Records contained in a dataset
###

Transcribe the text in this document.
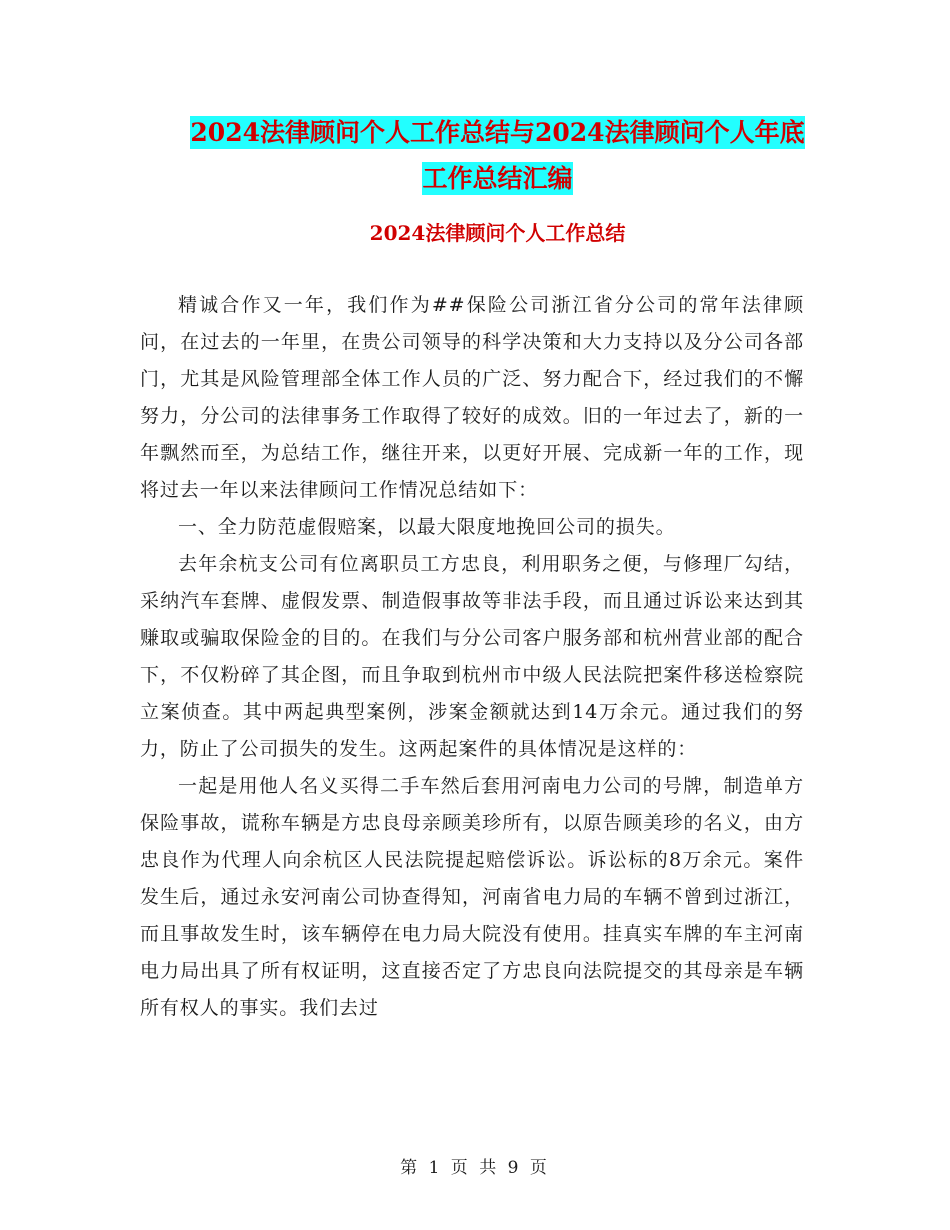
2024法律顾问个人工作总结与2024法律顾问个人年底
工作总结汇编
2024法律顾问个人工作总结

精诚合作又一年，我们作为##保险公司浙江省分公司的常年法律顾问，在过去的一年里，在贵公司领导的科学决策和大力支持以及分公司各部门，尤其是风险管理部全体工作人员的广泛、努力配合下，经过我们的不懈努力，分公司的法律事务工作取得了较好的成效。旧的一年过去了，新的一年飘然而至，为总结工作，继往开来，以更好开展、完成新一年的工作，现将过去一年以来法律顾问工作情况总结如下：

一、全力防范虚假赔案，以最大限度地挽回公司的损失。

去年余杭支公司有位离职员工方忠良，利用职务之便，与修理厂勾结，采纳汽车套牌、虚假发票、制造假事故等非法手段，而且通过诉讼来达到其赚取或骗取保险金的目的。在我们与分公司客户服务部和杭州营业部的配合下，不仅粉碎了其企图，而且争取到杭州市中级人民法院把案件移送检察院立案侦查。其中两起典型案例，涉案金额就达到14万余元。通过我们的努力，防止了公司损失的发生。这两起案件的具体情况是这样的：

一起是用他人名义买得二手车然后套用河南电力公司的号牌，制造单方保险事故，谎称车辆是方忠良母亲顾美珍所有，以原告顾美珍的名义，由方忠良作为代理人向余杭区人民法院提起赔偿诉讼。诉讼标的8万余元。案件发生后，通过永安河南公司协查得知，河南省电力局的车辆不曾到过浙江，而且事故发生时，该车辆停在电力局大院没有使用。挂真实车牌的车主河南电力局出具了所有权证明，这直接否定了方忠良向法院提交的其母亲是车辆所有权人的事实。我们去过

第 1 页 共 9 页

###

What the task requires
Each entry should be repeated exactly as it appears; the pictures stay out.

Response
Transcribe the text in this document.
2024法律顾问个人工作总结与2024法律顾问个人年底
工作总结汇编
2024法律顾问个人工作总结

精诚合作又一年，我们作为##保险公司浙江省分公司的常年法律顾问，在过去的一年里，在贵公司领导的科学决策和大力支持以及分公司各部门，尤其是风险管理部全体工作人员的广泛、努力配合下，经过我们的不懈努力，分公司的法律事务工作取得了较好的成效。旧的一年过去了，新的一年飘然而至，为总结工作，继往开来，以更好开展、完成新一年的工作，现将过去一年以来法律顾问工作情况总结如下：

一、全力防范虚假赔案，以最大限度地挽回公司的损失。

去年余杭支公司有位离职员工方忠良，利用职务之便，与修理厂勾结，采纳汽车套牌、虚假发票、制造假事故等非法手段，而且通过诉讼来达到其赚取或骗取保险金的目的。在我们与分公司客户服务部和杭州营业部的配合下，不仅粉碎了其企图，而且争取到杭州市中级人民法院把案件移送检察院立案侦查。其中两起典型案例，涉案金额就达到14万余元。通过我们的努力，防止了公司损失的发生。这两起案件的具体情况是这样的：

一起是用他人名义买得二手车然后套用河南电力公司的号牌，制造单方保险事故，谎称车辆是方忠良母亲顾美珍所有，以原告顾美珍的名义，由方忠良作为代理人向余杭区人民法院提起赔偿诉讼。诉讼标的8万余元。案件发生后，通过永安河南公司协查得知，河南省电力局的车辆不曾到过浙江，而且事故发生时，该车辆停在电力局大院没有使用。挂真实车牌的车主河南电力局出具了所有权证明，这直接否定了方忠良向法院提交的其母亲是车辆所有权人的事实。我们去过

第 1 页 共 9 页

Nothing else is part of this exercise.